▶ **Required task A**
Write out the passage of the speech between "New Roles and" and "and foreign policy.", inclusive, word for word.
▶ **Required task B**
Answer these questions from the speech:
(i) How many future leaders were in front of the speaker at the Yale School of Management on September 11?
(ii) What is the title of the speaker's new book?
(iii) To what two areas did the 1960s wave of regulations specifically relate?
▶ **Required task C**
Translate this sentence from the speech into Spanish: "Because of terrorism, obviously an enormous amount of security concerns immediately took center stage."

▶ **Document**
▽

Speech before the Los Angeles World Affairs Council on November 4, 2002:

 

 Jeffrey Garten
Dean, Yale School of Management

 

New Roles and Responsibilities

for Business Leaders Post 9/11

 

Thank you for a lovely introduction and I want to say it's a delight to be here for a second time.  Today is the day that my new book is coming out, so I can think of no better place to test some of the ideas than in Los Angeles.

What I'd like to do is just tell you a little bit about what was in my mind when I wrote The Politics of Fortune and then very quickly get to the part of the book, which deals with business and foreign policy. 

On September 11, 2001 I was, in addition to being shocked like everyone else, really put on the spot, because that afternoon I had to call together the students at the Yale School of Management, the business school at Yale, and say something.  And so right from the very beginning I was forced to think about one particular angle of the terrorist threat: “what does it mean for business leaders?” since in front of me were 400 future leaders.  I felt I'd better say something or try to put it in some context.  Of course, on September 11 that was really impossible for anyone to do with any skill, but it got me thinking very early on about what that new era, an era of terrorism, means for business leaders.  And I guess it was the intensity of having to think about it right from the beginning that made me feel, well, maybe I should just write down my thoughts as they occurred because there was just so much attention to this issue and so many people were trying to think about it.

I started to scribble and scribble and thought I had a good thesis, but then the Enron crisis came and I said to myself, “How can you write about business leaders without taking this into account?”   And I started to think, “Is there any common thread between terrorism and the Enron scandal?” and I began to think that if you take these two together they might actually mark the beginning of a whole new era for business leaders.  An era that is much different from the last two decades that we have known, two decades of prosperity, two decades in which our society was really saying in so many words, “Let's get the government out of everything.  Let's let the market function.”  I don't know that we articulated it this way, but if you watch TV or read the newspapers, if you looked at the magazines, we were also saying, “Let the free market reap.  We're a prosperous country. It's all about the market.  It's all about free enterprise.”  But the conjunction of 9-11 and Enron made me feel, “Hey, wait a minute.  Something is going to change now.”  And one of the big things was that the role of government was going to reassert itself in a really big way. 

Because of terrorism, obviously an enormous amount of security concerns immediately took center stage.  Because of Enron, and everything that followed, a great deal of suspicion began to emerge about the conduct of business generally. 

As I looked at it I realized there have been big swings in American history in which we have gone from periods in which business was revered and markets were thought of as the be-all and end-all, and then the pendulum swung and all of a sudden there was an era of government regulation.  That is sort of embedded in our culture — that we have these big swings. 

If you look at the last half of the 1800s, the era of the robber barons, huge fortunes were made — but more than that, huge amounts of investments were made in the country.  This was the era when we had the railroads, we had big national companies emerging for the first time, the growth of cities and then, ten years later, the government stepped in, there was a lot of dissatisfaction.  There was a swing the other way.  If you look at the 1920s, irrational exuberance in the markets was followed by an era of regulation.  If you look even in the 1960s, we had an era of prosperity and then we had a wave of regulations relating specifically to consumer protection and environmental protection.

△

▶ **Source excerpt**

▽

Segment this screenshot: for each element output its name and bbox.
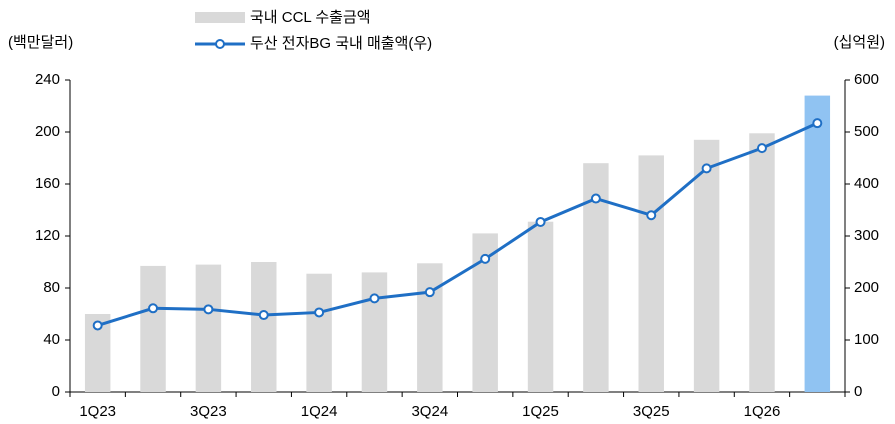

△

▶ **Output A**
New Roles and Responsibilities

for Business Leaders Post 9/11

 

Thank you for a lovely introduction and I want to say it's a delight to be here for a second time.  Today is the day that my new book is coming out, so I can think of no better place to test some of the ideas than in Los Angeles.

What I'd like to do is just tell you a little bit about what was in my mind when I wrote The Politics of Fortune and then very quickly get to the part of the book, which deals with business and foreign policy.

▶ **Output B**
(i) 400
(ii) The Politics of Fortune
(iii) Consumer protection and environmental protection

▶ **Output C**
Debido al terrorismo, obviamente una enorme cantidad de preocupaciones de seguridad pasó de inmediato a ocupar el centro de la escena.